Find each line holding "decided" and copy it out.

START DATA SECTION

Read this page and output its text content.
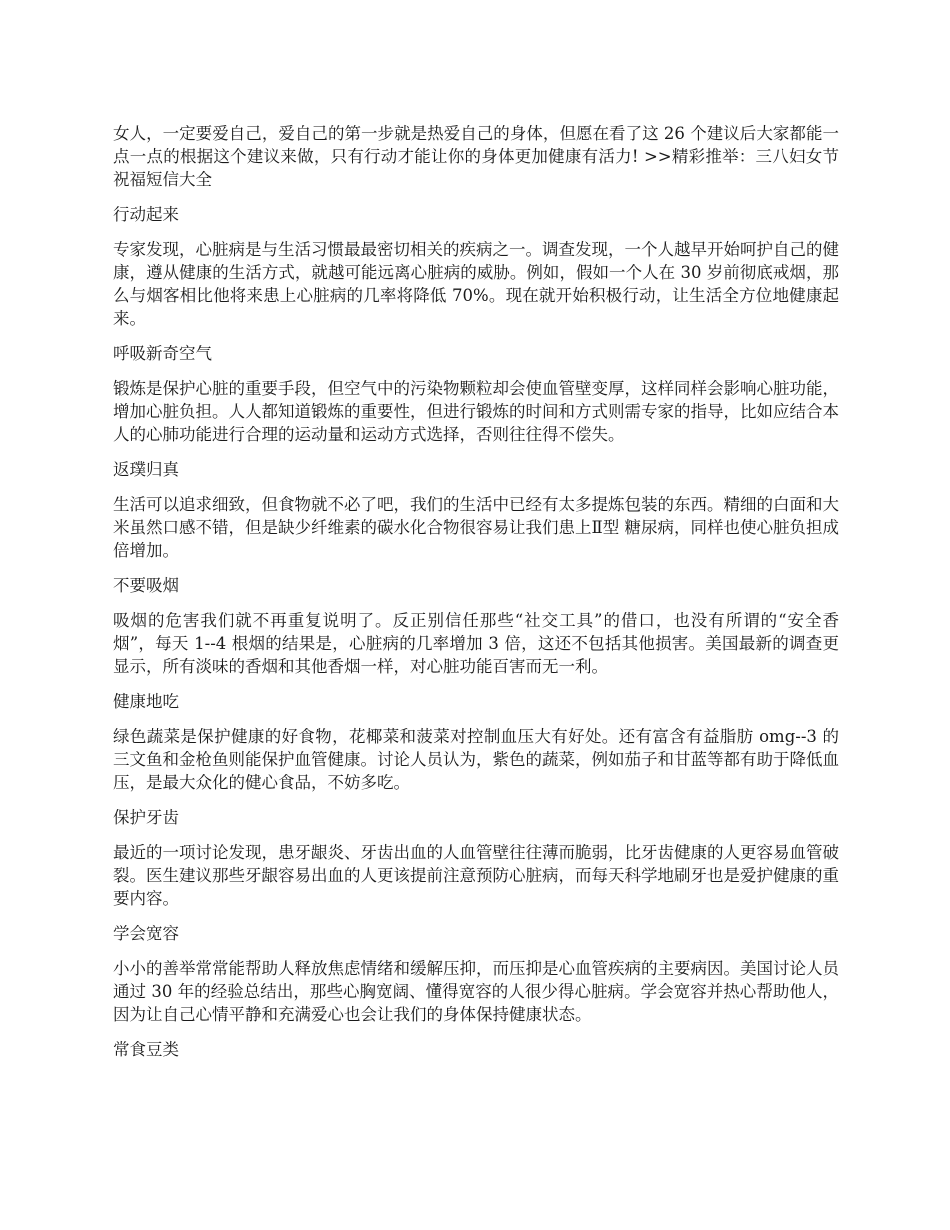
女人，一定要爱自己，爱自己的第一步就是热爱自己的身体，但愿在看了这 26 个建议后大家都能一点一点的根据这个建议来做，只有行动才能让你的身体更加健康有活力! >>精彩推举：三八妇女节祝福短信大全

行动起来

专家发现，心脏病是与生活习惯最最密切相关的疾病之一。调查发现，一个人越早开始呵护自己的健康，遵从健康的生活方式，就越可能远离心脏病的威胁。例如，假如一个人在 30 岁前彻底戒烟，那么与烟客相比他将来患上心脏病的几率将降低 70%。现在就开始积极行动，让生活全方位地健康起来。

呼吸新奇空气

锻炼是保护心脏的重要手段，但空气中的污染物颗粒却会使血管壁变厚，这样同样会影响心脏功能，增加心脏负担。人人都知道锻炼的重要性，但进行锻炼的时间和方式则需专家的指导，比如应结合本人的心肺功能进行合理的运动量和运动方式选择，否则往往得不偿失。

返璞归真

生活可以追求细致，但食物就不必了吧，我们的生活中已经有太多提炼包装的东西。精细的白面和大米虽然口感不错，但是缺少纤维素的碳水化合物很容易让我们患上Ⅱ型 糖尿病，同样也使心脏负担成倍增加。

不要吸烟

吸烟的危害我们就不再重复说明了。反正别信任那些“社交工具”的借口，也没有所谓的“安全香烟”，每天 1--4 根烟的结果是，心脏病的几率增加 3 倍，这还不包括其他损害。美国最新的调查更显示，所有淡味的香烟和其他香烟一样，对心脏功能百害而无一利。

健康地吃

绿色蔬菜是保护健康的好食物，花椰菜和菠菜对控制血压大有好处。还有富含有益脂肪 omg--3 的三文鱼和金枪鱼则能保护血管健康。讨论人员认为，紫色的蔬菜，例如茄子和甘蓝等都有助于降低血压，是最大众化的健心食品，不妨多吃。

保护牙齿

最近的一项讨论发现，患牙龈炎、牙齿出血的人血管壁往往薄而脆弱，比牙齿健康的人更容易血管破裂。医生建议那些牙龈容易出血的人更该提前注意预防心脏病，而每天科学地刷牙也是爱护健康的重要内容。

学会宽容

小小的善举常常能帮助人释放焦虑情绪和缓解压抑，而压抑是心血管疾病的主要病因。美国讨论人员通过 30 年的经验总结出，那些心胸宽阔、懂得宽容的人很少得心脏病。学会宽容并热心帮助他人，因为让自己心情平静和充满爱心也会让我们的身体保持健康状态。

常食豆类
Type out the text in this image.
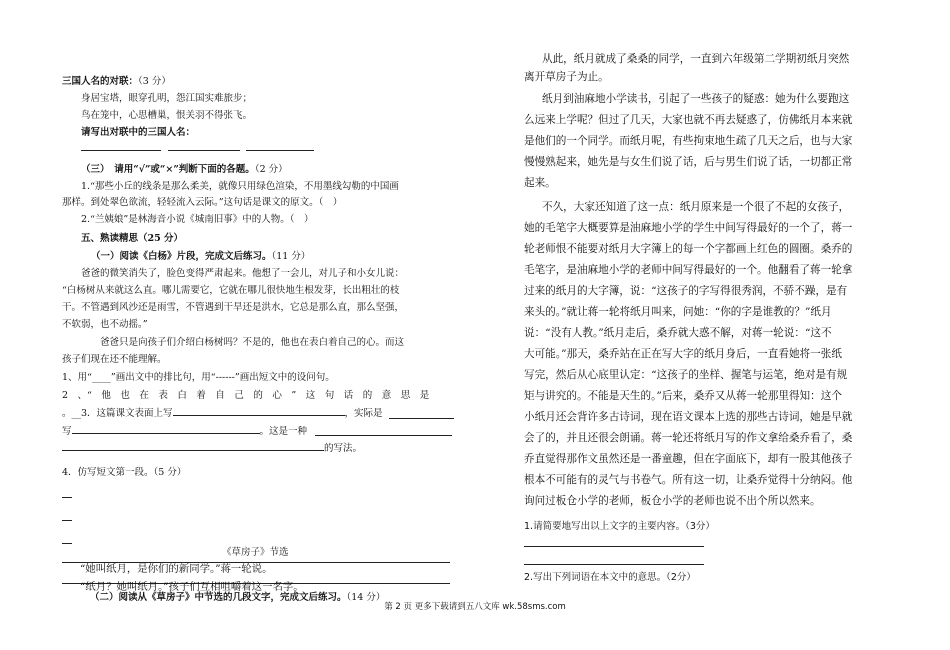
三国人名的对联：（3 分）
身居宝塔，眼穿孔明，怨江国实难旅步；
鸟在笼中，心思槽巢，恨关羽不得张飞。
请写出对联中的三国人名：
（三）　请用“√”或“×”判断下面的各题。（2 分）
1.“那些小丘的线条是那么柔美，就像只用绿色渲染，不用墨线勾勒的中国画
那样。到处翠色欲流，轻轻流入云际。”这句话是课文的原文。（　）
2.“兰姨娘”是林海音小说《城南旧事》中的人物。（　）
五、熟读精思（25 分）
（一）阅读《白杨》片段，完成文后练习。（11 分）
爸爸的微笑消失了，脸色变得严肃起来。他想了一会儿，对儿子和小女儿说：
“白杨树从来就这么直。哪儿需要它，它就在哪儿很快地生根发芽，长出粗壮的枝
干。不管遇到风沙还是雨雪，不管遇到干旱还是洪水，它总是那么直，那么坚强，
不软弱，也不动摇。”
爸爸只是向孩子们介绍白杨树吗？不是的，他也在表白着自己的心。而这
孩子们现在还不能理解。
1、用“____”画出文中的排比句，用“------”画出短文中的设问句。
2　、“　他　也　在　表　白　着　自　己　的　心　”　这　句　话　的　意　思　是
。__3．这篇课文表面上写	，实际是
写	。这是一种
的写法。
4．仿写短文第一段。（5 分）
（二）阅读从《草房子》中节选的几段文字，完成文后练习。（14 分）
《草房子》节选
“她叫纸月，是你们的新同学。”蒋一轮说。
“纸月？她叫纸月。”孩子们互相咀嚼着这一名字。
从此，纸月就成了桑桑的同学，一直到六年级第二学期初纸月突然
离开草房子为止。
纸月到油麻地小学读书，引起了一些孩子的疑惑：她为什么要跑这
么远来上学呢？但过了几天，大家也就不再去疑惑了，仿佛纸月本来就
是他们的一个同学。而纸月呢，有些拘束地生疏了几天之后，也与大家
慢慢熟起来，她先是与女生们说了话，后与男生们说了话，一切都正常
起来。
不久，大家还知道了这一点：纸月原来是一个很了不起的女孩子，
她的毛笔字大概要算是油麻地小学的学生中间写得最好的一个了，蒋一
轮老师恨不能要对纸月大字簿上的每一个字都画上红色的圆圈。桑乔的
毛笔字，是油麻地小学的老师中间写得最好的一个。他翻看了蒋一轮拿
过来的纸月的大字簿，说：“这孩子的字写得很秀润，不骄不躁，是有
来头的。”就让蒋一轮将纸月叫来，问她：“你的字是谁教的？”纸月
说：“没有人教。”纸月走后，桑乔就大惑不解，对蒋一轮说：“这不
大可能。”那天，桑乔站在正在写大字的纸月身后，一直看她将一张纸
写完，然后从心底里认定：“这孩子的坐样、握笔与运笔，绝对是有规
矩与讲究的。不能是天生的。”后来，桑乔又从蒋一轮那里得知：这个
小纸月还会背许多古诗词，现在语文课本上选的那些古诗词，她是早就
会了的，并且还很会朗诵。蒋一轮还将纸月写的作文拿给桑乔看了，桑
乔直觉得那作文虽然还是一番童趣，但在字面底下，却有一股其他孩子
根本不可能有的灵气与书卷气。所有这一切，让桑乔觉得十分纳闷。他
询问过板仓小学的老师，板仓小学的老师也说不出个所以然来。
1.请简要地写出以上文字的主要内容。（3分）
2.写出下列词语在本文中的意思。（2分）
第 2 页 更多下载请到五八文库 wk.58sms.com
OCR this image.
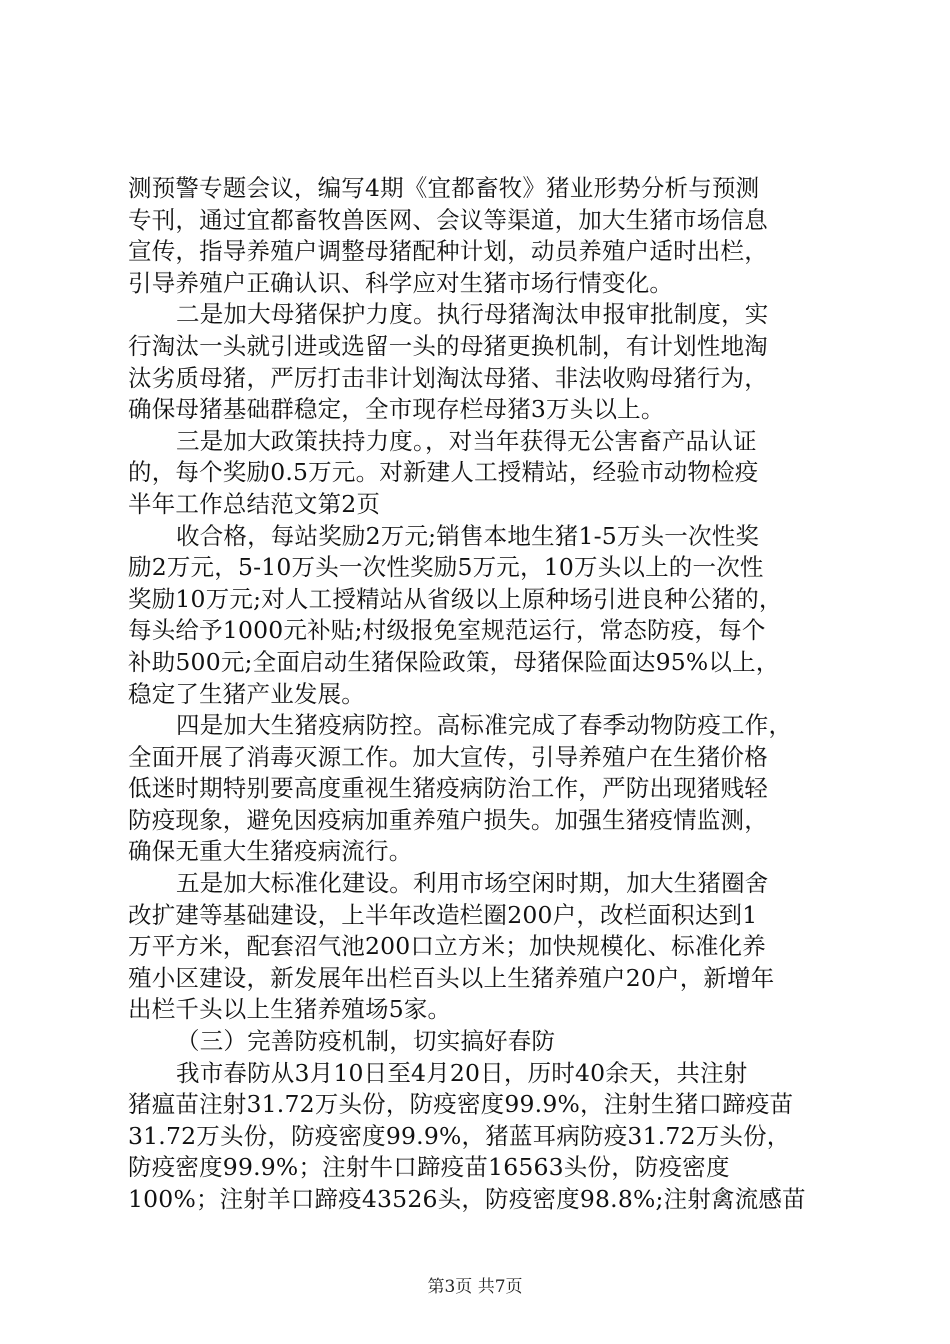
测预警专题会议，编写4期《宜都畜牧》猪业形势分析与预测
专刊，通过宜都畜牧兽医网、会议等渠道，加大生猪市场信息
宣传，指导养殖户调整母猪配种计划，动员养殖户适时出栏，
引导养殖户正确认识、科学应对生猪市场行情变化。
二是加大母猪保护力度。执行母猪淘汰申报审批制度，实
行淘汰一头就引进或选留一头的母猪更换机制，有计划性地淘
汰劣质母猪，严厉打击非计划淘汰母猪、非法收购母猪行为，
确保母猪基础群稳定，全市现存栏母猪3万头以上。
三是加大政策扶持力度。，对当年获得无公害畜产品认证
的，每个奖励0.5万元。对新建人工授精站，经验市动物检疫
半年工作总结范文第2页
收合格，每站奖励2万元;销售本地生猪1-5万头一次性奖
励2万元，5-10万头一次性奖励5万元，10万头以上的一次性
奖励10万元;对人工授精站从省级以上原种场引进良种公猪的，
每头给予1000元补贴;村级报免室规范运行，常态防疫，每个
补助500元;全面启动生猪保险政策，母猪保险面达95%以上，
稳定了生猪产业发展。
四是加大生猪疫病防控。高标准完成了春季动物防疫工作，
全面开展了消毒灭源工作。加大宣传，引导养殖户在生猪价格
低迷时期特别要高度重视生猪疫病防治工作，严防出现猪贱轻
防疫现象，避免因疫病加重养殖户损失。加强生猪疫情监测，
确保无重大生猪疫病流行。
五是加大标准化建设。利用市场空闲时期，加大生猪圈舍
改扩建等基础建设，上半年改造栏圈200户，改栏面积达到1
万平方米，配套沼气池200口立方米；加快规模化、标准化养
殖小区建设，新发展年出栏百头以上生猪养殖户20户，新增年
出栏千头以上生猪养殖场5家。
（三）完善防疫机制，切实搞好春防
我市春防从3月10日至4月20日，历时40余天，共注射
猪瘟苗注射31.72万头份，防疫密度99.9%，注射生猪口蹄疫苗
31.72万头份，防疫密度99.9%，猪蓝耳病防疫31.72万头份，
防疫密度99.9%；注射牛口蹄疫苗16563头份，防疫密度
100%；注射羊口蹄疫43526头，防疫密度98.8%;注射禽流感苗
第3页 共7页
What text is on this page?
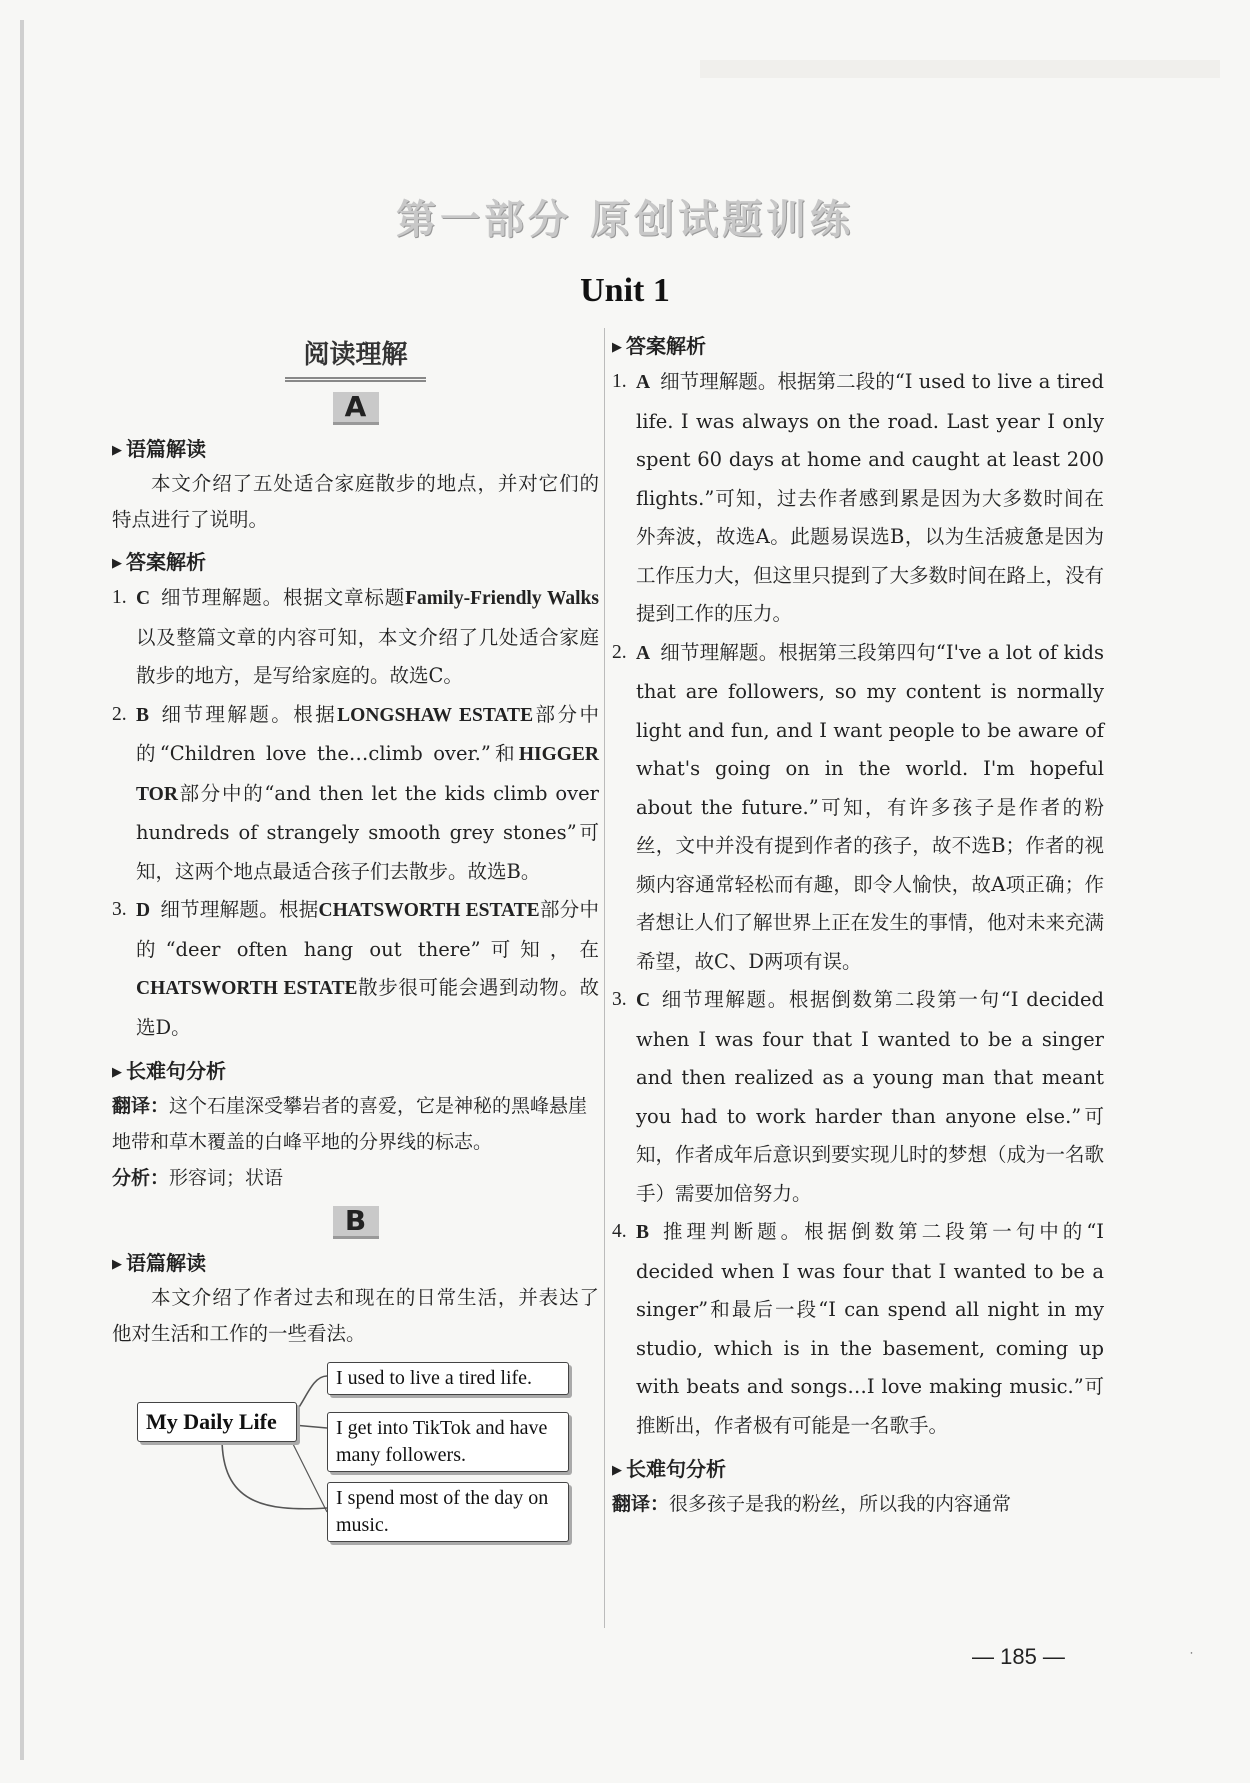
第一部分 原创试题训练
Unit 1
阅读理解
A
▶ 语篇解读

本文介绍了五处适合家庭散步的地点，并对它们的特点进行了说明。

▶ 答案解析
1. C 细节理解题。根据文章标题Family-Friendly Walks以及整篇文章的内容可知，本文介绍了几处适合家庭散步的地方，是写给家庭的。故选C。
2. B 细节理解题。根据LONGSHAW ESTATE部分中的“Children love the…climb over.”和HIGGER TOR部分中的“and then let the kids climb over hundreds of strangely smooth grey stones”可知，这两个地点最适合孩子们去散步。故选B。
3. D 细节理解题。根据CHATSWORTH ESTATE部分中的“deer often hang out there”可知，在CHATSWORTH ESTATE散步很可能会遇到动物。故选D。
▶ 长难句分析

翻译：这个石崖深受攀岩者的喜爱，它是神秘的黑峰悬崖地带和草木覆盖的白峰平地的分界线的标志。

分析：形容词；状语

B
▶ 语篇解读

本文介绍了作者过去和现在的日常生活，并表达了他对生活和工作的一些看法。

My Daily Life
I used to live a tired life.
I get into TikTok and have many followers.
I spend most of the day on music.
▶ 答案解析
1. A 细节理解题。根据第二段的“I used to live a tired life. I was always on the road. Last year I only spent 60 days at home and caught at least 200 flights.”可知，过去作者感到累是因为大多数时间在外奔波，故选A。此题易误选B，以为生活疲惫是因为工作压力大，但这里只提到了大多数时间在路上，没有提到工作的压力。
2. A 细节理解题。根据第三段第四句“I've a lot of kids that are followers, so my content is normally light and fun, and I want people to be aware of what's going on in the world. I'm hopeful about the future.”可知，有许多孩子是作者的粉丝，文中并没有提到作者的孩子，故不选B；作者的视频内容通常轻松而有趣，即令人愉快，故A项正确；作者想让人们了解世界上正在发生的事情，他对未来充满希望，故C、D两项有误。
3. C 细节理解题。根据倒数第二段第一句“I decided when I was four that I wanted to be a singer and then realized as a young man that meant you had to work harder than anyone else.”可知，作者成年后意识到要实现儿时的梦想（成为一名歌手）需要加倍努力。
4. B 推理判断题。根据倒数第二段第一句中的“I decided when I was four that I wanted to be a singer”和最后一段“I can spend all night in my studio, which is in the basement, coming up with beats and songs…I love making music.”可推断出，作者极有可能是一名歌手。
▶ 长难句分析

翻译：很多孩子是我的粉丝，所以我的内容通常

— 185 —	˙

END DATA SECTION

> **SOLUTION TO THIS EXERCISE**
3. C 细节理解题。根据倒数第二段第一句“I decided when I was four that I wanted to be a singer and then realized as a young man that meant you had to work harder than anyone else.”可知，作者成年后意识到要实现儿时的梦想（成为一名歌手）需要加倍努力。
4. B 推理判断题。根据倒数第二段第一句中的“I decided when I was four that I wanted to be a singer”和最后一段“I can spend all night in my studio, which is in the basement, coming up with beats and songs…I love making music.”可推断出，作者极有可能是一名歌手。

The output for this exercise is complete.